_READING PASSAGE_
§ §

The sounds, in their original version, were overall well recognized by participants (97.2% ± 8.4%) except for three sounds (two bird sounds and one vehicle sound), which were misidentified by more than 30% of participants. The results for the original and simplified versions of these sounds were excluded from the analyses.

For each participant, a recognition score for the original stimuli was computed. The mean recognition score of the 14 participants with the original stimuli, excluding the three outlier sounds, was 98.3% (SD = 4.7%). We also computed recognition scores for each participant on the 702 remaining simplified stimuli (M = 51.4% ± 5.7%). One participant had a particularly low recognition score with the simplified stimuli (< mean– 2xSD) and was thus excluded from the following analyses. The mean recognition score on the 13 remaining participants for the simplified stimuli was 52.4% (SD = 4.3%).

Global recognition of the simplified stimuli.

A repeated-measures ANOVA with the sparsification level, the category, and the time-frequency representation as within-subjects variables was performed on the d' scores. Significant effects were further analyzed with Tukey-HSD post-hoc tests. Fig 3 displays the recognition performances for each category and each sparsification level.

Fig 3. Recognition performance.

(A) For each category, performance (as measured by d') is displayed at each sparsification level. With the exception of voice sounds, performance was well above chance even at the highest sparsification level, 10 feat./s. For voice sounds, performance was at chance or even lower (negative d'), meaning that participants responded systematically anything but voices for these voice sounds. (B) Performance is displayed for auditory sketches and acoustic sketches. For bird and voice stimuli, performances were higher with auditory sketches, whereas for vehicles, the reverse pattern emerged. No differences were observed for instrument sounds. Error bars correspond to the standard error of the mean.

It first revealed a significant main effect of the sparsification level [F(2,24) = 31.447; p<0.00001; ηp2 = 0.724]. Participants better recognized sounds with low level (1000 feat./s) than medium level (100 feat./s) of sparsification [p<0.0006]. They also better recognized sounds with medium level (100 feat./s) than high level (10 feat./s) of sparsification [p<0.007].

§ §

_PROBLEMS_
A) According to the sound recognition excerpt, what was the mean recognition score of the 13 remaining participants for the simplified stimuli?
B) Resume the sound recognition excerpt, starting right after its final sentence.
The entries that follow come from a separate source.

§ §

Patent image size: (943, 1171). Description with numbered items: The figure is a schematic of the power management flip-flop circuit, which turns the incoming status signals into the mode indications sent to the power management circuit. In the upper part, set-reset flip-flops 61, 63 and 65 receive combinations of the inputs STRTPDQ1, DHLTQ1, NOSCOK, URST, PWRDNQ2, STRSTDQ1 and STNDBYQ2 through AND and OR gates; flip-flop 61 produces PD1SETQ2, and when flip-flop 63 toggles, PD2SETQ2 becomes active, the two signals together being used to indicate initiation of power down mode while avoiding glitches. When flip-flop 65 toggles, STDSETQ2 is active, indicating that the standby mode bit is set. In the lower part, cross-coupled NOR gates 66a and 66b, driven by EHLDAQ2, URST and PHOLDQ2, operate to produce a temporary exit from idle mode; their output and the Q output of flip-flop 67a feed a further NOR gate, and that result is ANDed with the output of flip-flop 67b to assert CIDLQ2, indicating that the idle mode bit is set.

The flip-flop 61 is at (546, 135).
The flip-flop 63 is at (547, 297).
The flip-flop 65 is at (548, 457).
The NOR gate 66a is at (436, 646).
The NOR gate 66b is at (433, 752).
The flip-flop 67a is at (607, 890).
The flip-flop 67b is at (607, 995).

§ §

_THE RESULTS_
A) It was 52.4% (SD = 4.3%).

B)
The repeated-measures ANOVA also revealed a significant main effect of the time-frequency representation variable [F(1,12) = 7.188; p<0.03; ηp2 = 0.375]. Recognition performances were better with auditory sketches than with acoustic sketches. However, this difference [p<0.03] was very small (Δd' = 0.2).

A significant main effect of the category was also found [F(3,36) = 108.810; p<0.00001; ηp2 = 0.901]. Recognition performances were higher for the bird sounds than for the vehicle sounds [p<0.008]; higher for the vehicle sounds than for the instrument sounds [p<0.0002]; and higher for the instrument sounds than for the voice sounds [p<0.0002].

The ANOVA exhibited a significant two-way interaction between category and time-frequency representation variables [F(3,36) = 23.552; p<0.00001; ηp2 = 0.663]. Participants better recognized the auditory sketch versions of bird and voice sounds than the acoustic sketch versions [respectively: p<0.03 and p<0.0002]. In contrast, they better recognized acoustic sketches of vehicle sounds [p<0.004]. For the instrument sounds, recognition performances were similar in both sketch conditions [p = 0.941].

Finally, the ANOVA revealed a significant two-way interaction between category and sparsification level [F(6,72) = 8.023; p<0.00001; ηp2 = 0.401] (see Fig 3). For the vehicles, the recognition performances were better with a low level (1000 feat./s) than with medium level (100 feat./s) and high level (10 feat./s) of sparsification [p<0.0002 in both cases]. Similarly, for the voices, recognition performances were better with a low level (1000 feat./s) than with a medium level (100 feat./s) or high level (10 feat./s) of sparsification [respectively: p<0.04 and p<0.0002]. For the instruments, the recognition performances were better with low level (1000 feat./s) than with high level (10 feat./s) of sparsification [p<0.04]. For the birds, recognition performances were not influenced by the sparsification levels [p = 1.000 in all cases].

The effect of the two-way interaction between time-frequency representation and sparsification level variables was not significant [F(2,24) = 0.971; p = 0.393; ηp2 = 0.075], nor was the three-way interaction [F(6,72) = 1.321; p = 0.259; ηp2 = 0.099].

Finally, to investigate the sparsity levels for which recognition was above chance, we performed one-sample t-tests testing d' against 0 (chance level) for all conditions. Instrument and bird sketches were all significantly recognized above chance [one-sample t-tests: p<0.002 in all cases]. For vehicle sketches, they were also all recognized significantly above chance [p<0.00001 for all cases except the auditory sketches at 10 feat./s; p = 0.05]. Finally, for the voices, recognition performance was significantly above chance only for auditory sketches with a low sparsity level (1000 feat./s) [p<0.0003]. Unexpectedly, recognition was significantly below chance for acoustic sketches at 10 feat./s [p<0.00001]. This means that participants classified systematically the voice stimuli in any other category but not the voice one.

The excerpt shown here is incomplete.